# start of Provided entries

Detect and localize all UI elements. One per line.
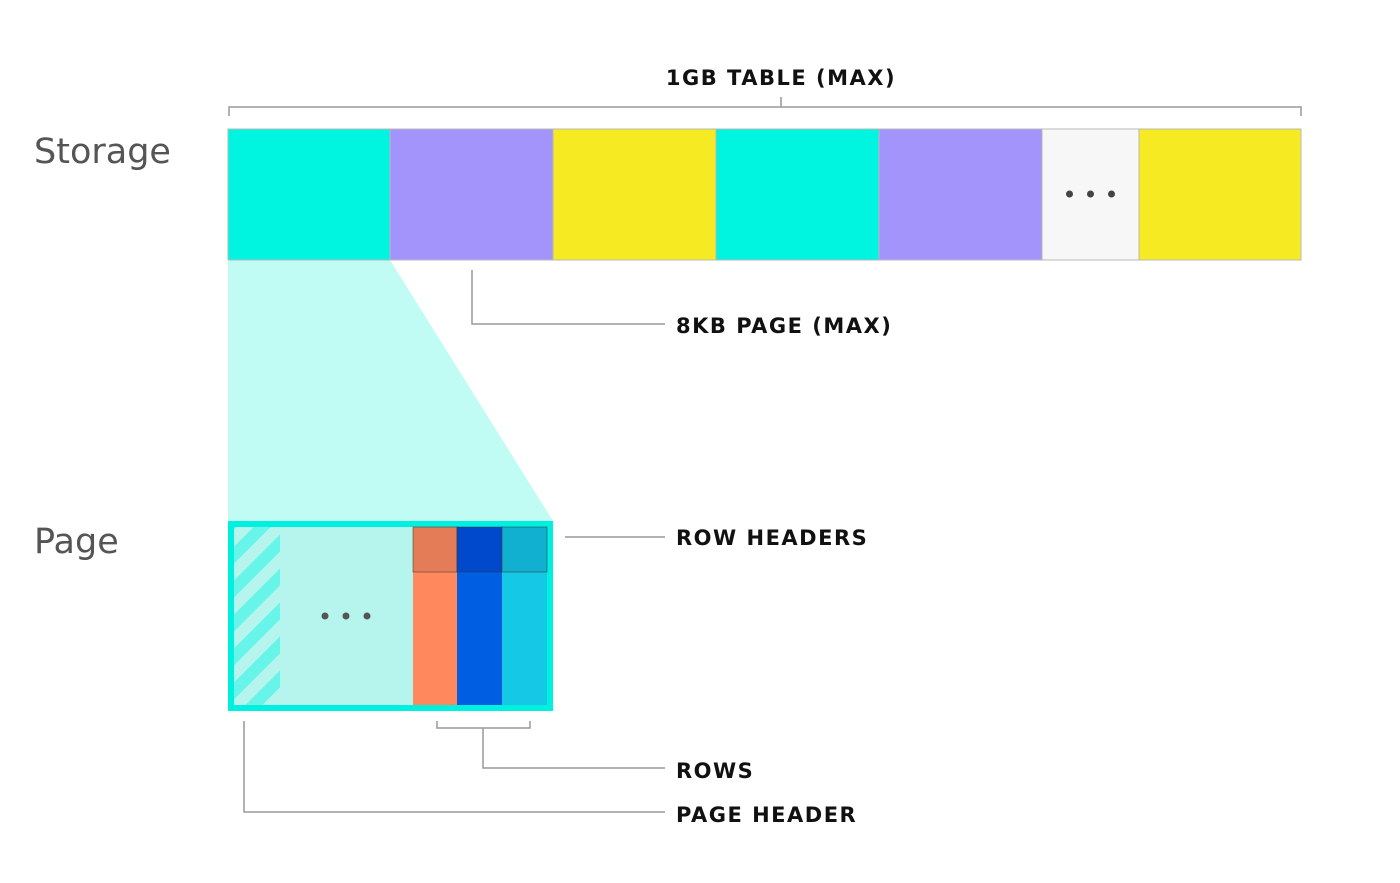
page-header-block: [234, 527, 280, 705]
table-bracket: [228, 97, 1302, 116]
page-detail: [228, 521, 553, 711]
row-header-block: [501, 526, 548, 573]
ellipsis-dot: [1066, 190, 1073, 198]
page-header-connector: [243, 721, 665, 813]
row-headers-label: ROW HEADERS: [676, 526, 868, 550]
page-header-label: PAGE HEADER: [676, 803, 857, 827]
storage-label: Storage: [34, 132, 171, 172]
ellipsis-dot: [1108, 190, 1115, 198]
storage-page-block: [715, 128, 880, 261]
row-block: [502, 572, 547, 705]
storage-page-block: [227, 128, 391, 261]
zoom-funnel: [228, 260, 553, 521]
row-block: [413, 572, 457, 705]
storage-blocks: [227, 128, 1302, 261]
page-border: [228, 521, 553, 711]
storage-page-block: [389, 128, 554, 261]
storage-page-block: [878, 128, 1043, 261]
table-size-label: 1GB TABLE (MAX): [666, 66, 896, 90]
rows-label: ROWS: [676, 759, 754, 783]
ellipsis-dot: [1087, 190, 1094, 198]
row-header-block: [412, 526, 458, 573]
storage-page-block: [552, 128, 717, 261]
page-label: Page: [34, 522, 119, 562]
page-size-label: 8KB PAGE (MAX): [676, 314, 892, 338]
rows-connector: [436, 721, 665, 769]
page-size-connector: [471, 270, 665, 325]
row-header-block: [456, 526, 503, 573]
ellipsis-icon: [321, 612, 371, 620]
storage-page-block: [1138, 128, 1302, 261]
row-block: [457, 572, 502, 705]
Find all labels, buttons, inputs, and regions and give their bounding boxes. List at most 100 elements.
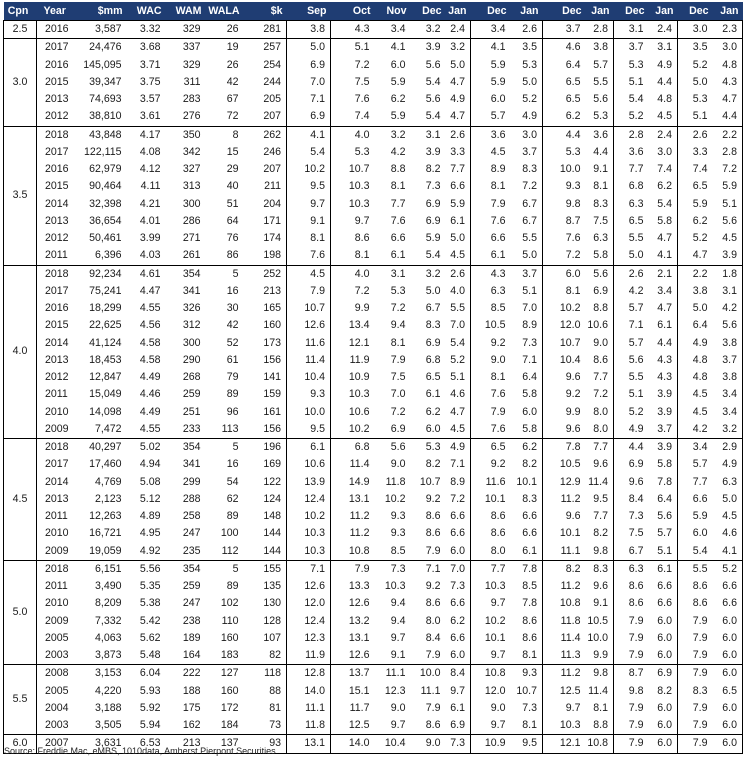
value-cell: 156 [243,420,287,439]
value-cell: 5.08 [139,475,161,488]
value-cell: 19 [205,38,244,57]
value-cell: 6.9 [445,717,471,735]
value-cell: 9.8 [585,664,614,683]
value-cell: 7.0 [390,388,406,401]
value-cell: 311 [183,75,201,88]
coupon-cell: 4.5 [3,438,37,561]
value-cell: 4.3 [648,369,678,387]
value-cell: 10.2 [348,422,370,435]
value-cell: 16 [226,458,239,471]
value-cell: 3.9 [712,247,743,265]
table-row: 2012 50,461 3.99 271 76 174 8.1 8.6 6.6 5.9 5.0 6.6… [4,230,743,248]
value-cell: 6.2 [390,93,406,105]
value-cell: 11.8 [286,717,331,735]
value-cell: 14.0 [330,734,375,754]
value-cell: 288 [182,492,201,505]
value-cell: 9.2 [425,492,441,505]
value-cell: 5.3 [585,108,614,126]
value-cell: 5.7 [628,336,644,349]
value-cell: 5.1 [628,388,644,401]
value-cell: 3.1 [374,264,411,283]
value-cell: 5.35 [139,580,161,592]
value-cell: 8.6 [692,580,708,592]
value-cell: 5.4 [425,110,441,123]
value-cell: 9.5 [510,734,543,754]
value-cell: 42 [226,319,239,332]
value-cell: 7.5 [628,527,644,540]
value-cell: 8.1 [286,230,331,248]
value-cell: 8.6 [425,527,441,540]
value-cell: 5.7 [490,110,506,123]
value-cell: 5.6 [374,438,411,457]
value-cell: 16,721 [89,527,122,540]
column-header: Dec [470,2,511,21]
value-cell: 207 [243,108,287,126]
year-cell: 2013 [45,214,69,227]
table-row: 2016 145,095 3.71 329 26 254 6.9 7.2 6.0 5.6 5.0 5.… [4,56,743,74]
value-cell: 3.57 [139,93,161,105]
value-cell: 8.3 [425,319,441,332]
value-cell: 3.0 [648,143,678,161]
value-cell: 4.56 [139,319,161,332]
value-cell: 6,396 [94,249,122,262]
value-cell: 9.3 [390,527,406,540]
value-cell: 3.9 [648,386,678,404]
value-cell: 8.6 [425,510,441,522]
value-cell: 4.5 [286,264,331,283]
value-cell: 6.6 [390,232,406,244]
value-cell: 3.6 [585,125,614,144]
value-cell: 5.92 [139,701,161,714]
value-cell: 9.8 [628,684,644,697]
year-cell: 2011 [45,388,68,401]
value-cell: 10.8 [470,664,511,683]
value-cell: 8 [205,125,244,144]
value-cell: 259 [182,388,201,401]
value-cell: 3.0 [712,38,743,57]
value-cell: 281 [243,19,287,39]
value-cell: 7.3 [425,180,441,193]
value-cell: 6.0 [712,699,743,717]
value-cell: 8.8 [390,163,406,175]
value-cell: 10.1 [484,631,506,644]
value-cell: 164 [182,649,201,661]
value-cell: 7.7 [628,163,644,175]
value-cell: 6.5 [565,75,581,88]
value-cell: 2.3 [712,19,743,39]
year-cell: 2017 [45,145,69,158]
value-cell: 7.9 [490,405,506,418]
value-cell: 2.2 [677,264,713,283]
value-cell: 10.2 [286,508,331,526]
value-cell: 3.7 [648,420,678,439]
value-cell: 326 [182,302,201,314]
value-cell: 7.9 [692,614,708,627]
value-cell: 10.2 [484,614,506,627]
value-cell: 247 [182,527,201,540]
value-cell: 5.8 [648,212,678,230]
value-cell: 327 [182,163,201,175]
value-cell: 4.01 [139,214,161,227]
value-cell: 7.6 [565,232,581,244]
value-cell: 8.1 [585,699,614,717]
value-cell: 8.1 [565,284,581,297]
value-cell: 5.6 [712,212,743,230]
value-cell: 3,587 [82,19,127,39]
value-cell: 283 [182,93,201,105]
value-cell: 300 [182,336,201,349]
value-cell: 11.3 [560,649,581,661]
value-cell: 235 [182,544,201,557]
value-cell: 145,095 [83,58,122,71]
value-cell: 12.3 [384,684,406,697]
value-cell: 3.32 [126,19,166,39]
value-cell: 12.6 [348,649,370,661]
value-cell: 329 [165,19,206,39]
value-cell: 251 [182,405,201,418]
value-cell: 10.7 [510,682,543,700]
value-cell: 89 [226,388,239,401]
value-cell: 2.6 [510,19,543,39]
value-cell: 8.1 [585,178,614,196]
value-cell: 3.6 [470,125,511,144]
value-cell: 5.5 [585,73,614,91]
value-cell: 4.92 [139,544,161,557]
value-cell: 5 [205,264,244,283]
value-cell: 40 [226,180,239,193]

# end of Provided entries

Goal of the exercise :: Rewrite every row above, substituting "items" for each occurrence of "elements" and changing nothing else. Omit the pictures from your answer.

Exercise solution ::
Detect and localize all UI items. One per line.
page-header-block: [234, 527, 280, 705]
table-bracket: [228, 97, 1302, 116]
page-detail: [228, 521, 553, 711]
row-header-block: [501, 526, 548, 573]
ellipsis-dot: [1066, 190, 1073, 198]
page-header-connector: [243, 721, 665, 813]
row-headers-label: ROW HEADERS: [676, 526, 868, 550]
page-header-label: PAGE HEADER: [676, 803, 857, 827]
storage-label: Storage: [34, 132, 171, 172]
ellipsis-dot: [1108, 190, 1115, 198]
storage-page-block: [715, 128, 880, 261]
row-block: [502, 572, 547, 705]
storage-page-block: [227, 128, 391, 261]
zoom-funnel: [228, 260, 553, 521]
row-block: [413, 572, 457, 705]
storage-blocks: [227, 128, 1302, 261]
page-border: [228, 521, 553, 711]
storage-page-block: [389, 128, 554, 261]
storage-page-block: [878, 128, 1043, 261]
table-size-label: 1GB TABLE (MAX): [666, 66, 896, 90]
rows-label: ROWS: [676, 759, 754, 783]
ellipsis-dot: [1087, 190, 1094, 198]
row-header-block: [412, 526, 458, 573]
storage-page-block: [552, 128, 717, 261]
page-label: Page: [34, 522, 119, 562]
page-size-label: 8KB PAGE (MAX): [676, 314, 892, 338]
rows-connector: [436, 721, 665, 769]
page-size-connector: [471, 270, 665, 325]
row-header-block: [456, 526, 503, 573]
ellipsis-icon: [321, 612, 371, 620]
storage-page-block: [1138, 128, 1302, 261]
row-block: [457, 572, 502, 705]
Find all labels, buttons, inputs, and regions and give their bounding boxes. List at most 100 items.
value-cell: 156 [243,420,287,439]
value-cell: 5.08 [139,475,161,488]
value-cell: 19 [205,38,244,57]
value-cell: 6.9 [445,717,471,735]
value-cell: 9.8 [585,664,614,683]
value-cell: 7.0 [390,388,406,401]
value-cell: 311 [183,75,201,88]
coupon-cell: 4.5 [3,438,37,561]
value-cell: 4.3 [648,369,678,387]
value-cell: 10.2 [348,422,370,435]
value-cell: 16 [226,458,239,471]
value-cell: 3.9 [712,247,743,265]
table-row: 2012 50,461 3.99 271 76 174 8.1 8.6 6.6 5.9 5.0 6.6… [4,230,743,248]
value-cell: 6.2 [390,93,406,105]
value-cell: 11.8 [286,717,331,735]
value-cell: 14.0 [330,734,375,754]
value-cell: 288 [182,492,201,505]
value-cell: 9.2 [425,492,441,505]
value-cell: 5.3 [585,108,614,126]
value-cell: 5.7 [628,336,644,349]
value-cell: 5.1 [628,388,644,401]
value-cell: 3.1 [374,264,411,283]
value-cell: 5.35 [139,580,161,592]
value-cell: 8.6 [692,580,708,592]
value-cell: 5.4 [425,110,441,123]
value-cell: 9.5 [510,734,543,754]
value-cell: 42 [226,319,239,332]
value-cell: 7.5 [628,527,644,540]
value-cell: 8.1 [286,230,331,248]
value-cell: 8.6 [425,527,441,540]
value-cell: 5.7 [490,110,506,123]
value-cell: 5.6 [374,438,411,457]
value-cell: 16,721 [89,527,122,540]
column-header: Dec [470,2,511,21]
value-cell: 207 [243,108,287,126]
year-cell: 2013 [45,214,69,227]
table-row: 2016 145,095 3.71 329 26 254 6.9 7.2 6.0 5.6 5.0 5.… [4,56,743,74]
value-cell: 3.57 [139,93,161,105]
value-cell: 8.3 [425,319,441,332]
value-cell: 3.0 [648,143,678,161]
value-cell: 4.56 [139,319,161,332]
value-cell: 6,396 [94,249,122,262]
value-cell: 9.3 [390,527,406,540]
value-cell: 3.9 [648,386,678,404]
value-cell: 8.6 [425,510,441,522]
value-cell: 4.5 [286,264,331,283]
value-cell: 6.6 [390,232,406,244]
value-cell: 3.6 [585,125,614,144]
value-cell: 5.92 [139,701,161,714]
value-cell: 9.8 [628,684,644,697]
year-cell: 2011 [45,388,68,401]
value-cell: 10.8 [470,664,511,683]
value-cell: 8 [205,125,244,144]
value-cell: 259 [182,388,201,401]
value-cell: 3.0 [712,38,743,57]
value-cell: 281 [243,19,287,39]
value-cell: 7.3 [425,180,441,193]
value-cell: 6.0 [712,699,743,717]
value-cell: 8.8 [390,163,406,175]
value-cell: 10.1 [484,631,506,644]
value-cell: 164 [182,649,201,661]
value-cell: 7.7 [628,163,644,175]
value-cell: 6.5 [565,75,581,88]
value-cell: 2.3 [712,19,743,39]
year-cell: 2017 [45,145,69,158]
value-cell: 7.9 [490,405,506,418]
value-cell: 2.2 [677,264,713,283]
value-cell: 10.2 [286,508,331,526]
value-cell: 3.7 [648,420,678,439]
value-cell: 326 [182,302,201,314]
value-cell: 7.9 [692,614,708,627]
value-cell: 10.2 [484,614,506,627]
value-cell: 247 [182,527,201,540]
value-cell: 5.8 [648,212,678,230]
value-cell: 327 [182,163,201,175]
value-cell: 4.01 [139,214,161,227]
value-cell: 7.6 [565,232,581,244]
value-cell: 8.1 [585,699,614,717]
value-cell: 8.1 [565,284,581,297]
value-cell: 5.6 [712,212,743,230]
value-cell: 3,587 [82,19,127,39]
value-cell: 283 [182,93,201,105]
value-cell: 300 [182,336,201,349]
value-cell: 11.3 [560,649,581,661]
value-cell: 235 [182,544,201,557]
value-cell: 145,095 [83,58,122,71]
value-cell: 12.3 [384,684,406,697]
value-cell: 3.32 [126,19,166,39]
value-cell: 12.6 [348,649,370,661]
value-cell: 329 [165,19,206,39]
value-cell: 251 [182,405,201,418]
value-cell: 10.7 [510,682,543,700]
value-cell: 89 [226,388,239,401]
value-cell: 2.6 [510,19,543,39]
value-cell: 8.1 [585,178,614,196]
value-cell: 3.6 [470,125,511,144]
value-cell: 5.5 [585,73,614,91]
value-cell: 4.92 [139,544,161,557]
value-cell: 5 [205,264,244,283]
value-cell: 40 [226,180,239,193]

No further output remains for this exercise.